* Exercise brief: Write out each line in which the string "color" is present.

Records from a dataset:
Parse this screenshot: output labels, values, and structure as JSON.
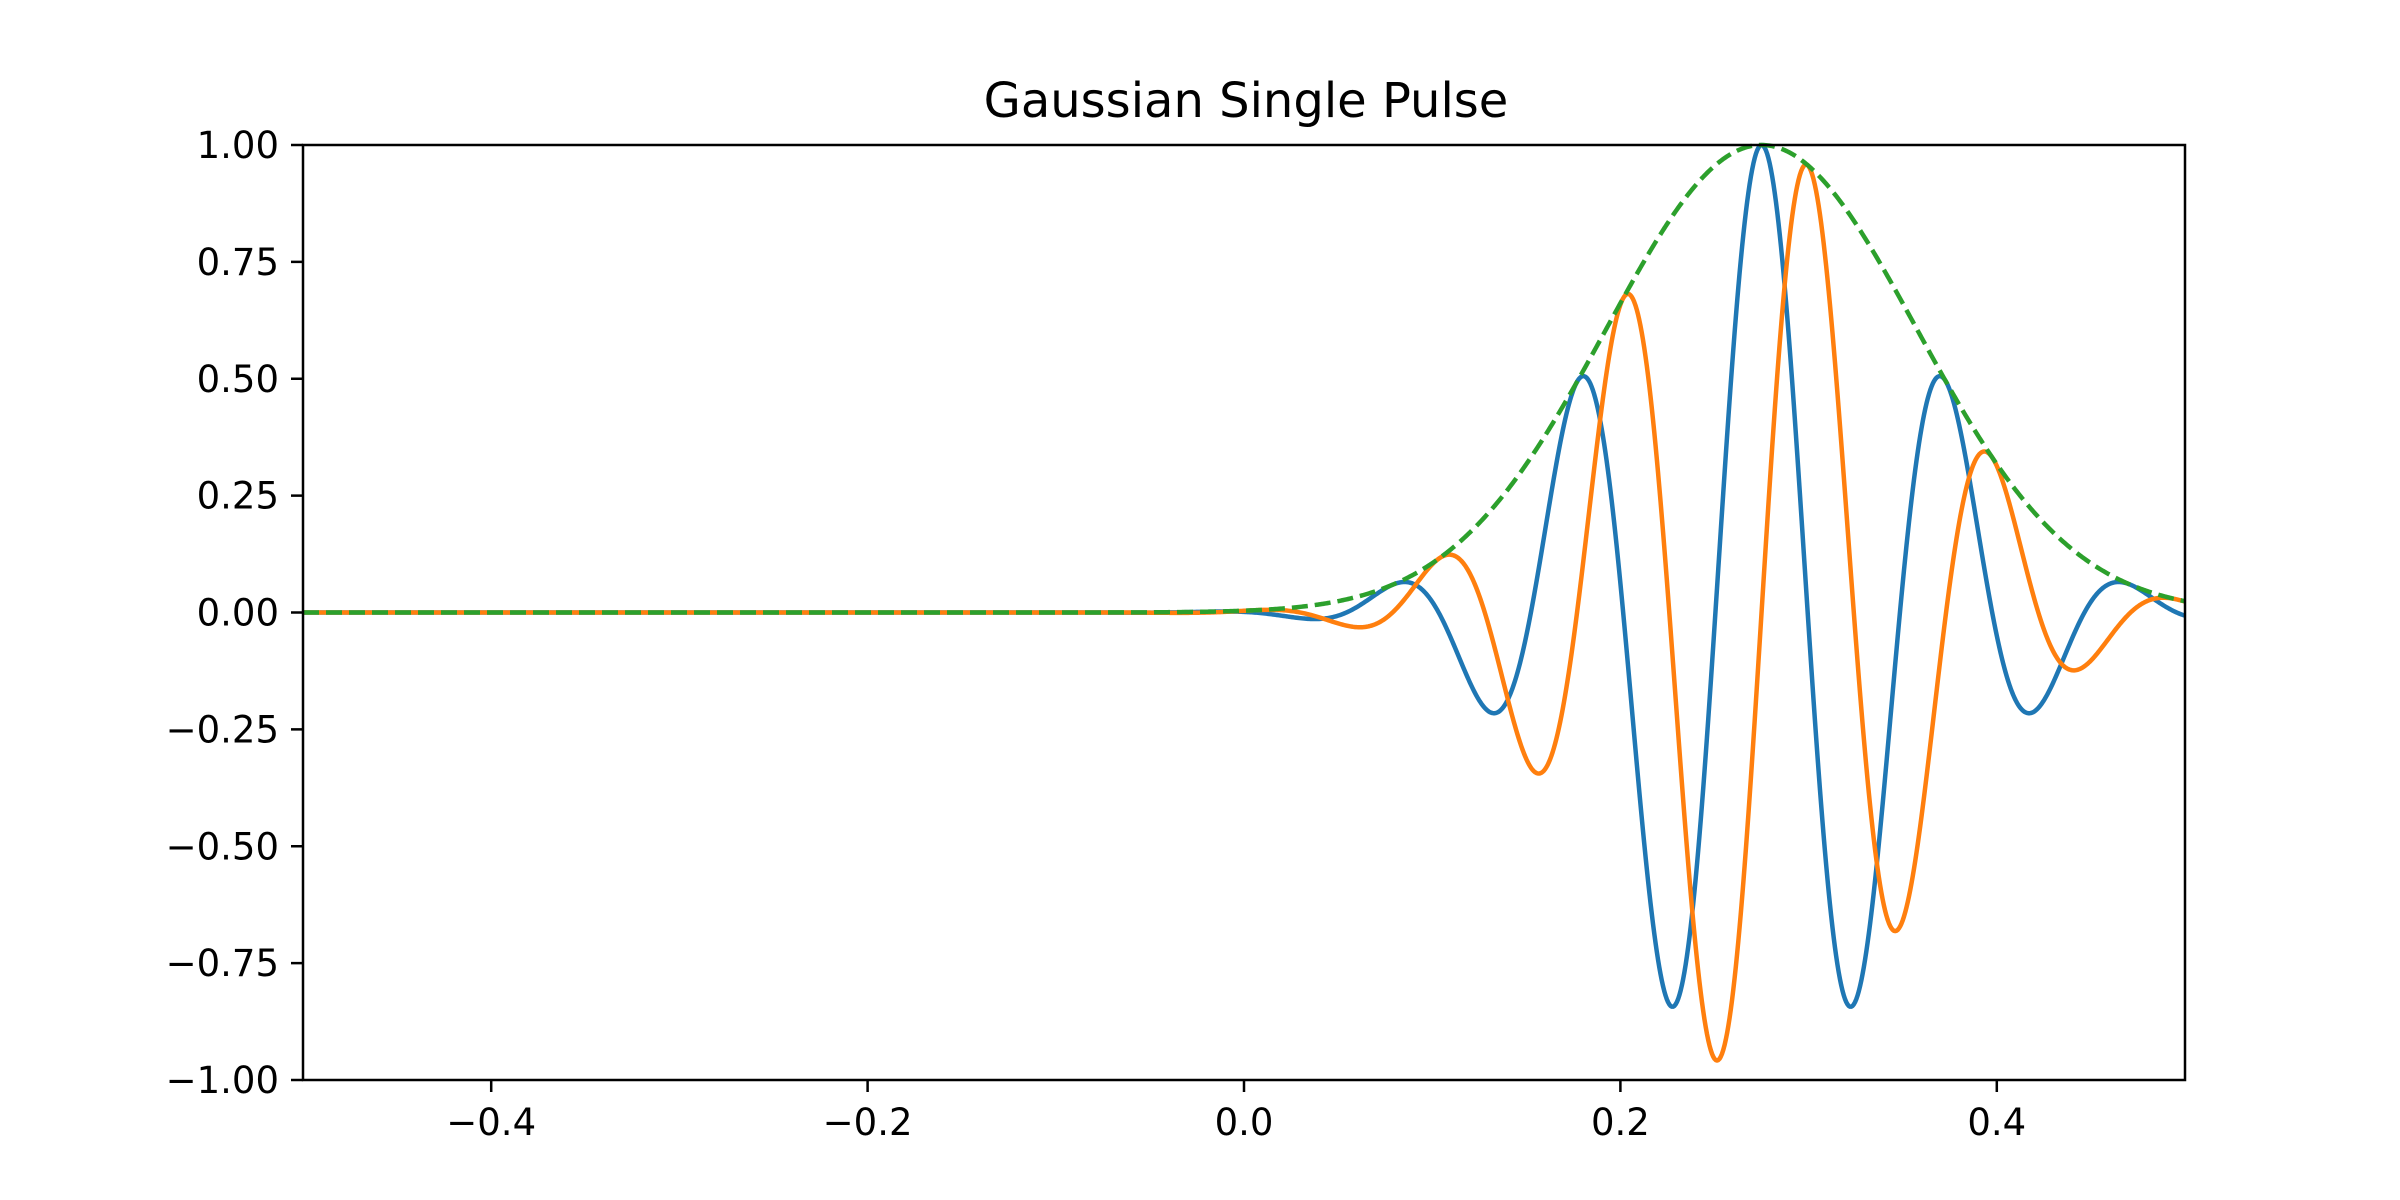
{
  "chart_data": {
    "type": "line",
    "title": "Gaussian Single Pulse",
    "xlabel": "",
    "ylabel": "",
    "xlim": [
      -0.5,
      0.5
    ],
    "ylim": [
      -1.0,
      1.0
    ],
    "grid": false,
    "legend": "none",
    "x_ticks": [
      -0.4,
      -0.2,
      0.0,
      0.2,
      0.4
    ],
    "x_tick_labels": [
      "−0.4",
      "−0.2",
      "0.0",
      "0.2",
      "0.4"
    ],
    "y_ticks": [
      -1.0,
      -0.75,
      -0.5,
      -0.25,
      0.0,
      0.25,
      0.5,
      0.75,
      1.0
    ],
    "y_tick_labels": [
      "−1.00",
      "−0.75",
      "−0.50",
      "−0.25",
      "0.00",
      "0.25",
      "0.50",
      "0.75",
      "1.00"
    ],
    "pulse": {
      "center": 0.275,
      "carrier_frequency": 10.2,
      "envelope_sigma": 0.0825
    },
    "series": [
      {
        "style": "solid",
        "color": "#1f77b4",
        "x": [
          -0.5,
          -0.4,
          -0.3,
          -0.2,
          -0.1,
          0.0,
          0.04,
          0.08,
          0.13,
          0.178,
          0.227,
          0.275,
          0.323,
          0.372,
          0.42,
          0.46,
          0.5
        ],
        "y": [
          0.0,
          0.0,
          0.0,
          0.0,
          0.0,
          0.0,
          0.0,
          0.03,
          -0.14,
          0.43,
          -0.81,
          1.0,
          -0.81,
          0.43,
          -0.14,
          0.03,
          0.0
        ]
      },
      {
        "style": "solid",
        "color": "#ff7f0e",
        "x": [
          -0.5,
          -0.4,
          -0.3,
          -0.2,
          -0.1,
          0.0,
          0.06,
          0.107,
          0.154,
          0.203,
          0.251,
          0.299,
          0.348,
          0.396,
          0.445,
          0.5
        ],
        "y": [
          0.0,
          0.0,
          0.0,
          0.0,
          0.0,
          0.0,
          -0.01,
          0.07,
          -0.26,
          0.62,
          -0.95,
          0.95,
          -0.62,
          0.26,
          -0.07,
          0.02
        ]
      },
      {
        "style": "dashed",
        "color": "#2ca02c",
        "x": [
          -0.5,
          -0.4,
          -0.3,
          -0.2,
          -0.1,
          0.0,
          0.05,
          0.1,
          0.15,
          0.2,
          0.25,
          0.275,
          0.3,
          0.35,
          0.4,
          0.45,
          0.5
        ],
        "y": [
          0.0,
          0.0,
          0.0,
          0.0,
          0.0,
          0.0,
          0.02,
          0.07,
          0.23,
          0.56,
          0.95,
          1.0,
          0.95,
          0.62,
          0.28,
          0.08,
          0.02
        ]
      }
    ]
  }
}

* Answer:
        "color": "#1f77b4",
        "color": "#ff7f0e",
        "color": "#2ca02c",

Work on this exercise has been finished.